- DIRECTIVE -
Report how many lines of the entries below contain the word "author", and nothing more.

#### RAW DATA ####

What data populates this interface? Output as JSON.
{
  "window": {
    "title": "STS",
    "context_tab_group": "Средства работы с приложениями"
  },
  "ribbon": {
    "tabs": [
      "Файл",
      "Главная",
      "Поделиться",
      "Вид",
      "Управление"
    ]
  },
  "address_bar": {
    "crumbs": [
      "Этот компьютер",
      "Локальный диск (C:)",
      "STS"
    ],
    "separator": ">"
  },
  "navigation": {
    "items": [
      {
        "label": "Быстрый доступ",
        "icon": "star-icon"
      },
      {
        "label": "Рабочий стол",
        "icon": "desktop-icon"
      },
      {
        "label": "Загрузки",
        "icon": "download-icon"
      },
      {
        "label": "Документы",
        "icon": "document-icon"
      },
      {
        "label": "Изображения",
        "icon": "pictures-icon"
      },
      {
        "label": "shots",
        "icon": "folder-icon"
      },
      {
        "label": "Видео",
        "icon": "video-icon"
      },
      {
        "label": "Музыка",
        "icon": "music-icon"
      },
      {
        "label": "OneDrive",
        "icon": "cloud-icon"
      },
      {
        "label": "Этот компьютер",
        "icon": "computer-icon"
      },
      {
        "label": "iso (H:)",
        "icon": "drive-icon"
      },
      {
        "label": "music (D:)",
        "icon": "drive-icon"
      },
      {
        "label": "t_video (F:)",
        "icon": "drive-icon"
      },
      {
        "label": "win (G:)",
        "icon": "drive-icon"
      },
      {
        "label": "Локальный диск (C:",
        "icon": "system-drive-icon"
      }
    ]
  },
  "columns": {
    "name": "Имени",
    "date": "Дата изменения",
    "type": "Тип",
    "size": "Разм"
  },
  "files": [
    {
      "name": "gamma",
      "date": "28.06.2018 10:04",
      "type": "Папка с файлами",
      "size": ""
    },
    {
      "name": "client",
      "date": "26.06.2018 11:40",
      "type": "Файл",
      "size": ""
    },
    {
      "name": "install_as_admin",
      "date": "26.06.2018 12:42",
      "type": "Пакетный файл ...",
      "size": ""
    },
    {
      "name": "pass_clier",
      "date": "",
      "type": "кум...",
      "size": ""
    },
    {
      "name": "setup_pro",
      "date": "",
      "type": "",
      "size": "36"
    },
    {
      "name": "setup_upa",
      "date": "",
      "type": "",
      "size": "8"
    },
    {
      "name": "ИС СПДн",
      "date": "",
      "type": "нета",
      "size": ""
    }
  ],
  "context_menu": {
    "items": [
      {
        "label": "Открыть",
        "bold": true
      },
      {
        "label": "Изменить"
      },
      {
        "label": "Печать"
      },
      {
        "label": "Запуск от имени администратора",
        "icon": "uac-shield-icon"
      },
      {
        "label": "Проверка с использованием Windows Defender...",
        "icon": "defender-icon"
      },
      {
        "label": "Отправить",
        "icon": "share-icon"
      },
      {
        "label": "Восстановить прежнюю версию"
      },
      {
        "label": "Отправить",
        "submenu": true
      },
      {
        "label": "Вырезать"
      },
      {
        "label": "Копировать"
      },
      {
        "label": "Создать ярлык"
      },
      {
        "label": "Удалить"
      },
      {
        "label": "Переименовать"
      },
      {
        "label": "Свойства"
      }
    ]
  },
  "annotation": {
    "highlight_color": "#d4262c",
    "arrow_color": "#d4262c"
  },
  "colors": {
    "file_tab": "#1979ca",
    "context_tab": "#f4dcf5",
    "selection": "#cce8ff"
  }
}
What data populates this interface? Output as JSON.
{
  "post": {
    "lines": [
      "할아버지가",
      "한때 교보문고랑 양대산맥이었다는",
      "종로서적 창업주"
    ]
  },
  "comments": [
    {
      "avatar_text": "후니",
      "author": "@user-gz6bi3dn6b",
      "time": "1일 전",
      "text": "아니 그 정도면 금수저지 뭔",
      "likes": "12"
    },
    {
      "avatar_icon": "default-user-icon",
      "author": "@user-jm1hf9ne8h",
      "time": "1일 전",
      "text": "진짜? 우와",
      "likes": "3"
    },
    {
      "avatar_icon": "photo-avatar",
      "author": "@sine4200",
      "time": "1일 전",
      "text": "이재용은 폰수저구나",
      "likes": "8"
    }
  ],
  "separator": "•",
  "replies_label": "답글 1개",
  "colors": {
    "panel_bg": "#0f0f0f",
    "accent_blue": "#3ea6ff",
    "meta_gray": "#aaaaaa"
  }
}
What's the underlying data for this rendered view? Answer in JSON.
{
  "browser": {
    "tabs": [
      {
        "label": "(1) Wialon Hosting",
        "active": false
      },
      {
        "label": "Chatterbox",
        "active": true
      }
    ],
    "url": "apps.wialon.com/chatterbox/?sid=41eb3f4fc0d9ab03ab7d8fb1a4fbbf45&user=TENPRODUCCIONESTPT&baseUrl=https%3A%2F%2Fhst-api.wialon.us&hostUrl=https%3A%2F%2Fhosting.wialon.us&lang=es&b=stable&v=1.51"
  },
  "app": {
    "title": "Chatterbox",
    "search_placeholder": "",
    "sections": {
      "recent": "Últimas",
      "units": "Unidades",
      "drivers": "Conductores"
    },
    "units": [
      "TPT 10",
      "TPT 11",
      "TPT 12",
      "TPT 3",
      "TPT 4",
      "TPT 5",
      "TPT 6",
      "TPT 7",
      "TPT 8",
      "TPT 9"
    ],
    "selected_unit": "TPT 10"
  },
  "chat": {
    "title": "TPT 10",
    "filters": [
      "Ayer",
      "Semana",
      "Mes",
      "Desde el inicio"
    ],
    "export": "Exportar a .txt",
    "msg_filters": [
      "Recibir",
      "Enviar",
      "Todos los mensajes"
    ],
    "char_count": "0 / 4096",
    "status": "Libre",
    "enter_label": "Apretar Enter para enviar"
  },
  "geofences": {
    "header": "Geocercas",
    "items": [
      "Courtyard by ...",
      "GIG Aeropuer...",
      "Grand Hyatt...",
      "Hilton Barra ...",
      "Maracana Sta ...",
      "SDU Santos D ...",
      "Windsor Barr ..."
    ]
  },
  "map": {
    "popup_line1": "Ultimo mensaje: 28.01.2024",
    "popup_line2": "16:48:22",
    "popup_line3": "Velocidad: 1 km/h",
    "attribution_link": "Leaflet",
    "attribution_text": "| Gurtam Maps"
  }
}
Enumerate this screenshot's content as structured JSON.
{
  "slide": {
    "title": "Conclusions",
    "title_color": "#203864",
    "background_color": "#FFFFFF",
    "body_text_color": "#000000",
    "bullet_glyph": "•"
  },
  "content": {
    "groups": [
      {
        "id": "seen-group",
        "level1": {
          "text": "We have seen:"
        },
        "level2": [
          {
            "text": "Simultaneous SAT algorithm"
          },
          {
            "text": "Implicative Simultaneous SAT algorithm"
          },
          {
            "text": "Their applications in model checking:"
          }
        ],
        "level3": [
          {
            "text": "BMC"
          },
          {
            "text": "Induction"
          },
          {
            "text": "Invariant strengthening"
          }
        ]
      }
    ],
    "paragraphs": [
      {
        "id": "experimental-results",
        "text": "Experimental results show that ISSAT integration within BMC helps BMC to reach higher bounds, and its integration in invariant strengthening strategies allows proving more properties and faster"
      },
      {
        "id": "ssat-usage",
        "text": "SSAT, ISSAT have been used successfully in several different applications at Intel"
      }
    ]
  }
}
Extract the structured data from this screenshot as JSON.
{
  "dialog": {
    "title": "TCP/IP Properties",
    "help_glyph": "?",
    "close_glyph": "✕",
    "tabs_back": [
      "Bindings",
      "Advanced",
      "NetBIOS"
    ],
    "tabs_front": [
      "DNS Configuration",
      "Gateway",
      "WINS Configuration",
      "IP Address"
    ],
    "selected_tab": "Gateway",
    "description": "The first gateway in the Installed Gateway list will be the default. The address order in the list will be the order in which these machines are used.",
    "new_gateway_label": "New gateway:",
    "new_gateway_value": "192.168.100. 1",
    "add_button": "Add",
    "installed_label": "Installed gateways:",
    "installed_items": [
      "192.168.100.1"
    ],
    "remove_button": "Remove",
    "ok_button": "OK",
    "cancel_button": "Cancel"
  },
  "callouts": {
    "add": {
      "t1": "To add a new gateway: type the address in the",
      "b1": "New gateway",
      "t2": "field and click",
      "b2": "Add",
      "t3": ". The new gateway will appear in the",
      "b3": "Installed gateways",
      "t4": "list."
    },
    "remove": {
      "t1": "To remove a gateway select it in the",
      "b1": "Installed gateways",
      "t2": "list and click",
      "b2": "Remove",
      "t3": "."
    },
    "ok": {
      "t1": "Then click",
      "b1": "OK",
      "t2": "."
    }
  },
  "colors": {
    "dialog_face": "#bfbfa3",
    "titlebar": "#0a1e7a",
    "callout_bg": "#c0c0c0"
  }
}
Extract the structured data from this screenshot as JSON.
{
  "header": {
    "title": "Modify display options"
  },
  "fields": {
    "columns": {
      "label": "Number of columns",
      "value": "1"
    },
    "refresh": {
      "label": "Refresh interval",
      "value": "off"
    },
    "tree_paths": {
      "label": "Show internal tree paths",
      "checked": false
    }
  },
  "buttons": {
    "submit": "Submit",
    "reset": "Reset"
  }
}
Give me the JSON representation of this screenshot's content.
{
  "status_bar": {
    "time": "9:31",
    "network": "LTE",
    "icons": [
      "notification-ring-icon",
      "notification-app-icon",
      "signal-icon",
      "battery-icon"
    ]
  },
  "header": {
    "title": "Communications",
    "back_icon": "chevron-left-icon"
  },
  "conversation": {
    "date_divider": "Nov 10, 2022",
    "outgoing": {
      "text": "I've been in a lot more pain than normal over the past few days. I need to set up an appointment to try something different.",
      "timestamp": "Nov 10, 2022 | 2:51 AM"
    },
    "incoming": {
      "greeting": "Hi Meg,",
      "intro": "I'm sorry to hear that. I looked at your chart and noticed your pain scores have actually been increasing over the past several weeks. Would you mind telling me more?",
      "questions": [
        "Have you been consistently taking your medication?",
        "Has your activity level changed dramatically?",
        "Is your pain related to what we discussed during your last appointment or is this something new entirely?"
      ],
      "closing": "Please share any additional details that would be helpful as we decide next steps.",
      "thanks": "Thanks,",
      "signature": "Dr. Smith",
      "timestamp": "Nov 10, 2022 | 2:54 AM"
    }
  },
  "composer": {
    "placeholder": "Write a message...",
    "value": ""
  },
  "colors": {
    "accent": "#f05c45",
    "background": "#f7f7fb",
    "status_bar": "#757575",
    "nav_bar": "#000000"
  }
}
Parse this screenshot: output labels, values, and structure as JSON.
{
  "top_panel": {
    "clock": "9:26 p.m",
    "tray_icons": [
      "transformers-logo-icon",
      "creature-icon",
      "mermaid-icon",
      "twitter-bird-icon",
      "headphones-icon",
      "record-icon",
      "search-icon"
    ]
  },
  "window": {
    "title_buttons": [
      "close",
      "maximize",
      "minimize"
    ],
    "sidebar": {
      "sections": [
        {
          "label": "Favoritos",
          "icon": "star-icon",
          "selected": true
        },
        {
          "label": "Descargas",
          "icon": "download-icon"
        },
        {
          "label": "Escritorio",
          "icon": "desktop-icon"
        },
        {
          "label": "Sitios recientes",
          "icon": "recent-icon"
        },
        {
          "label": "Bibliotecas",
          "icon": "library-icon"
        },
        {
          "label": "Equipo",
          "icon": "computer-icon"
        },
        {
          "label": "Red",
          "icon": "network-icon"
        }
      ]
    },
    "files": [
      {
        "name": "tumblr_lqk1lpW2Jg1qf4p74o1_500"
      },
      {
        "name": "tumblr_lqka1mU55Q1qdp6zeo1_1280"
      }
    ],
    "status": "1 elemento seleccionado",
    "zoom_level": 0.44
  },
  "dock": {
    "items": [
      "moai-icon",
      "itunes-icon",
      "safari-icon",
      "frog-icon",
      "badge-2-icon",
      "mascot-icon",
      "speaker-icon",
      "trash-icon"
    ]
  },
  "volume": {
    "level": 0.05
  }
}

####

- EXERCISE RESULT -
3